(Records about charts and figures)
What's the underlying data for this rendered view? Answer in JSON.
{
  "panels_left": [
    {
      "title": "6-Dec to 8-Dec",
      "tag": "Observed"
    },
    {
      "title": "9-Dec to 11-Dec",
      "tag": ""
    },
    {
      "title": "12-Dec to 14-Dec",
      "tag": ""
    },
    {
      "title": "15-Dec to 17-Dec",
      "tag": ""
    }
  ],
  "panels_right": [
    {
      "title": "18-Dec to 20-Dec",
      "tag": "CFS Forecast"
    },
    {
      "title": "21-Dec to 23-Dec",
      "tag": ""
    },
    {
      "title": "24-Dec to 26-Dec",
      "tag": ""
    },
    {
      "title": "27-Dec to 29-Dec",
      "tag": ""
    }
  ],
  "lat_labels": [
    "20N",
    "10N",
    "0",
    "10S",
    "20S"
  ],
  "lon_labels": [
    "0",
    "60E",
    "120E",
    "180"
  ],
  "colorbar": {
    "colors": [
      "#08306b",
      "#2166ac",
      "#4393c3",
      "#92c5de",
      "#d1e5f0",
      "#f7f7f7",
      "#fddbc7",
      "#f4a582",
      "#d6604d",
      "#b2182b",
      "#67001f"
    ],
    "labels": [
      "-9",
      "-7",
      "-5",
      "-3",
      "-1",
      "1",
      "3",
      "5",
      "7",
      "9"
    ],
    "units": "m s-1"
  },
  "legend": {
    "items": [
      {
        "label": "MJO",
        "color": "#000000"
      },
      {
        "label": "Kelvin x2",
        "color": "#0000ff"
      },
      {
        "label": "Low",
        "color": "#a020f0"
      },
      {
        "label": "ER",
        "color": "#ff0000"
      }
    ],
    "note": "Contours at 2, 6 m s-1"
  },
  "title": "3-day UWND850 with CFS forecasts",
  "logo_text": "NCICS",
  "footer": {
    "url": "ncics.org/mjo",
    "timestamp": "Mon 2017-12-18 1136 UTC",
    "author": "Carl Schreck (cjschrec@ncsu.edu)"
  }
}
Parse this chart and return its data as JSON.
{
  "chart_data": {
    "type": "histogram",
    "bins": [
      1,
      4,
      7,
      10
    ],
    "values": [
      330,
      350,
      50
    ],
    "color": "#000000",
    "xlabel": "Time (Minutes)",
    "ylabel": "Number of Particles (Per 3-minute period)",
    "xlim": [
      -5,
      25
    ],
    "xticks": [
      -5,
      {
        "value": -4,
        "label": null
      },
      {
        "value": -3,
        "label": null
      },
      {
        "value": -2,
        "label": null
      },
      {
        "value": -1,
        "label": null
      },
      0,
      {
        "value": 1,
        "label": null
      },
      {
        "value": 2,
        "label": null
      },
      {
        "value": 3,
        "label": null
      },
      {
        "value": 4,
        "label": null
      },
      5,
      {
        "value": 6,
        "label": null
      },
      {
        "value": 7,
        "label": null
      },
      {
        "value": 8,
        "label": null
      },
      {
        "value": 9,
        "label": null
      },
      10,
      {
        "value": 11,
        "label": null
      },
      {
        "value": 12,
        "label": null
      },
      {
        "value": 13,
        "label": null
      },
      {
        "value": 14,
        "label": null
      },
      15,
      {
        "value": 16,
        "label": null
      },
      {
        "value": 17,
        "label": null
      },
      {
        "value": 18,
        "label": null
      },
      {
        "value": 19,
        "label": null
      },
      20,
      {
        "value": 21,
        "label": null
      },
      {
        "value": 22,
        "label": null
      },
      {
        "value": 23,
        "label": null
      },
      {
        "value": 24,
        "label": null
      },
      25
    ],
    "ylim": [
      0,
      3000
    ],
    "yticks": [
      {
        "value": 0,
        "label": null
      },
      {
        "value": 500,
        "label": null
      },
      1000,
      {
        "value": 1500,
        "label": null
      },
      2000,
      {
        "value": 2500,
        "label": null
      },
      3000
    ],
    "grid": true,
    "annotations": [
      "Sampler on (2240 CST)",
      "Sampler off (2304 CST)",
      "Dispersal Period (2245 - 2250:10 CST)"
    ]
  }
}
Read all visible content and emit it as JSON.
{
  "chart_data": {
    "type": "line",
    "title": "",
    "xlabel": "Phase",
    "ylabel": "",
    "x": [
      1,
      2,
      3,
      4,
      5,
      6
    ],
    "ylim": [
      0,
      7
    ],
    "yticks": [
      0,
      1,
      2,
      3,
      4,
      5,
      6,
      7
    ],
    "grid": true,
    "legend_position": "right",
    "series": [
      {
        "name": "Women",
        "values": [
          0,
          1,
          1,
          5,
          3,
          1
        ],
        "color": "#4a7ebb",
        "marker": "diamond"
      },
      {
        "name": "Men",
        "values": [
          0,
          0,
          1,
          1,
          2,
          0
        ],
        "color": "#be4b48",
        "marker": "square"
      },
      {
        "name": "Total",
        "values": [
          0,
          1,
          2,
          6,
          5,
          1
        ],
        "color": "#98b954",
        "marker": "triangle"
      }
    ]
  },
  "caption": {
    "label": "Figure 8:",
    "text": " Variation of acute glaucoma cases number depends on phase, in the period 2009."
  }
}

Task details: Copy out every line of the material above that mentions the word "ylabel".

Completed exercise:
    "ylabel": "Number of Particles (Per 3-minute period)",
    "ylabel": "",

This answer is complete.